Required work →
Copy every one of the lines below word for word, but leave the pictures out.

Exercise input →
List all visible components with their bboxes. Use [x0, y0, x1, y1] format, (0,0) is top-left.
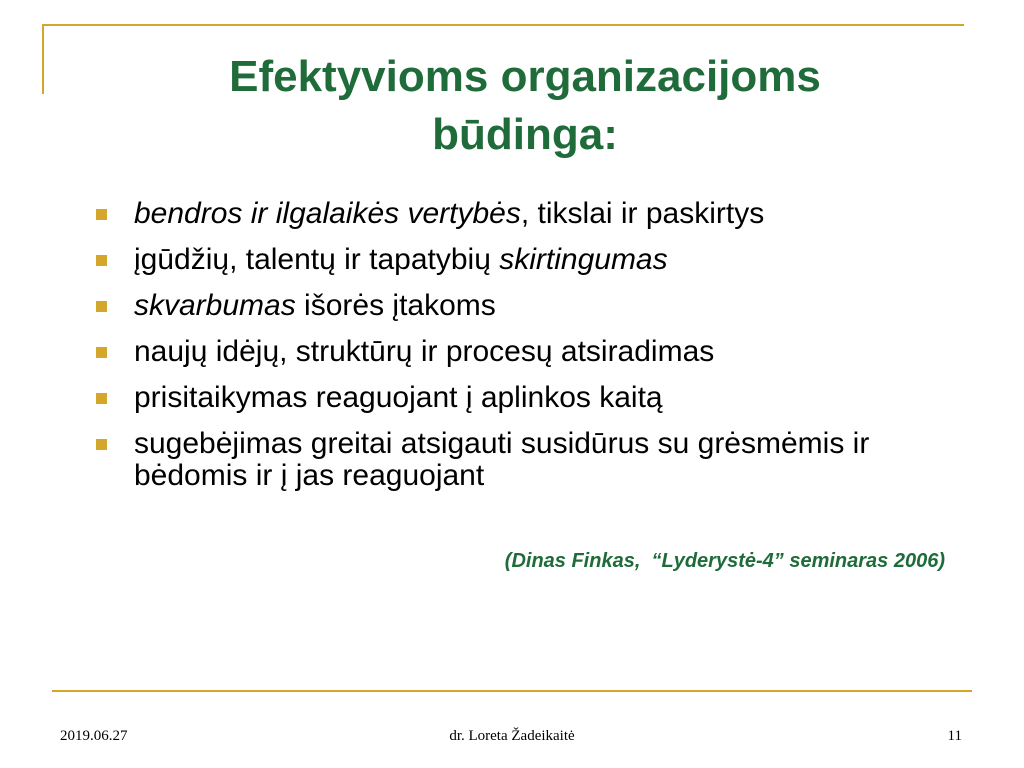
bullet-text [134, 381, 663, 414]
footer-author: dr. Loreta Žadeikaitė [449, 728, 575, 744]
bullet-text [134, 243, 668, 276]
square-bullet-icon [96, 439, 107, 450]
citation: (Dinas Finkas, “Lyderystė-4” seminaras 2006) [504, 550, 945, 572]
footer-rule [52, 690, 972, 692]
slide-title-line-1: Efektyvioms organizacijoms [229, 52, 821, 101]
bullet-segment: , tikslai ir paskirtys [520, 197, 765, 230]
bullet-text [134, 197, 764, 230]
bullet-text [134, 289, 496, 322]
bullet-segment: sugebėjimas greitai atsigauti susidūrus su grėsmėmis ir bėdomis ir į jas reaguojant [134, 427, 870, 492]
square-bullet-icon [96, 393, 107, 404]
bullet-item [96, 290, 976, 322]
bullet-emphasis: bendros ir ilgalaikės vertybės [134, 197, 521, 230]
bullet-segment: įgūdžių, talentų ir tapatybių [134, 243, 500, 276]
square-bullet-icon [96, 209, 107, 220]
slide-title-line-2: būdinga: [432, 110, 618, 159]
bullet-text [134, 335, 714, 368]
bullet-item [96, 336, 976, 368]
frame-left-rule [42, 24, 44, 94]
footer-date: 2019.06.27 [60, 728, 128, 744]
bullet-item [96, 382, 976, 414]
bullet-text [134, 427, 869, 492]
bullet-emphasis: skvarbumas [134, 289, 296, 322]
bullet-segment: išorės įtakoms [295, 289, 496, 322]
bullet-segment: naujų idėjų, struktūrų ir procesų atsiradimas [134, 335, 715, 368]
square-bullet-icon [96, 347, 107, 358]
bullet-emphasis: skirtingumas [499, 243, 668, 276]
frame-top-rule [42, 24, 964, 26]
page-number: 11 [947, 728, 962, 744]
bullet-item [96, 244, 976, 276]
square-bullet-icon [96, 255, 107, 266]
bullet-list [96, 198, 976, 506]
bullet-item [96, 428, 976, 492]
slide-title [60, 48, 990, 164]
square-bullet-icon [96, 301, 107, 312]
bullet-segment: prisitaikymas reaguojant į aplinkos kaitą [134, 381, 663, 414]
bullet-item [96, 198, 976, 230]
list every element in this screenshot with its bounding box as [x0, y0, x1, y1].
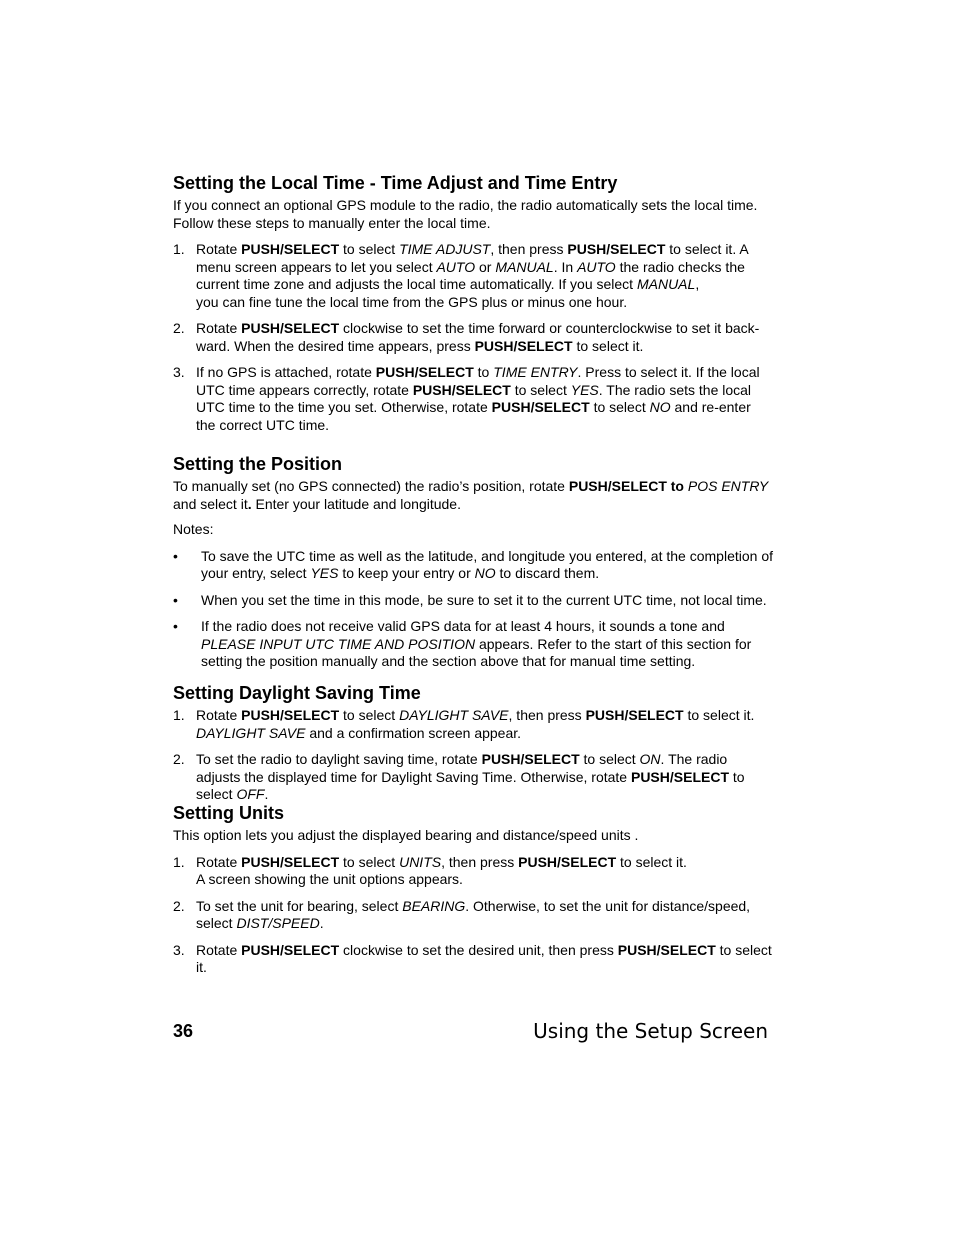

Full solution →
List all visible components with their bboxes. Use [x0, y0, x1, y1] format, (0,0) is top-left.
bullet-text [134, 381, 663, 414]
footer-author: dr. Loreta Žadeikaitė [449, 728, 575, 744]
bullet-text [134, 243, 668, 276]
square-bullet-icon [96, 439, 107, 450]
citation: (Dinas Finkas, “Lyderystė-4” seminaras 2006) [504, 550, 945, 572]
footer-rule [52, 690, 972, 692]
slide-title-line-1: Efektyvioms organizacijoms [229, 52, 821, 101]
bullet-segment: , tikslai ir paskirtys [520, 197, 765, 230]
bullet-text [134, 197, 764, 230]
bullet-text [134, 289, 496, 322]
bullet-segment: sugebėjimas greitai atsigauti susidūrus su grėsmėmis ir bėdomis ir į jas reaguojant [134, 427, 870, 492]
square-bullet-icon [96, 393, 107, 404]
bullet-item [96, 290, 976, 322]
bullet-emphasis: bendros ir ilgalaikės vertybės [134, 197, 521, 230]
bullet-segment: įgūdžių, talentų ir tapatybių [134, 243, 500, 276]
square-bullet-icon [96, 209, 107, 220]
slide-title-line-2: būdinga: [432, 110, 618, 159]
bullet-text [134, 335, 714, 368]
bullet-item [96, 336, 976, 368]
frame-left-rule [42, 24, 44, 94]
footer-date: 2019.06.27 [60, 728, 128, 744]
bullet-item [96, 382, 976, 414]
bullet-text [134, 427, 869, 492]
bullet-emphasis: skvarbumas [134, 289, 296, 322]
bullet-segment: išorės įtakoms [295, 289, 496, 322]
bullet-segment: naujų idėjų, struktūrų ir procesų atsiradimas [134, 335, 715, 368]
square-bullet-icon [96, 347, 107, 358]
bullet-emphasis: skirtingumas [499, 243, 668, 276]
frame-top-rule [42, 24, 964, 26]
page-number: 11 [947, 728, 962, 744]
bullet-item [96, 244, 976, 276]
square-bullet-icon [96, 255, 107, 266]
bullet-list [96, 198, 976, 506]
bullet-item [96, 428, 976, 492]
slide-title [60, 48, 990, 164]
square-bullet-icon [96, 301, 107, 312]
bullet-segment: prisitaikymas reaguojant į aplinkos kaitą [134, 381, 663, 414]
bullet-item [96, 198, 976, 230]
list every element in this screenshot with its bounding box as [x0, y0, x1, y1].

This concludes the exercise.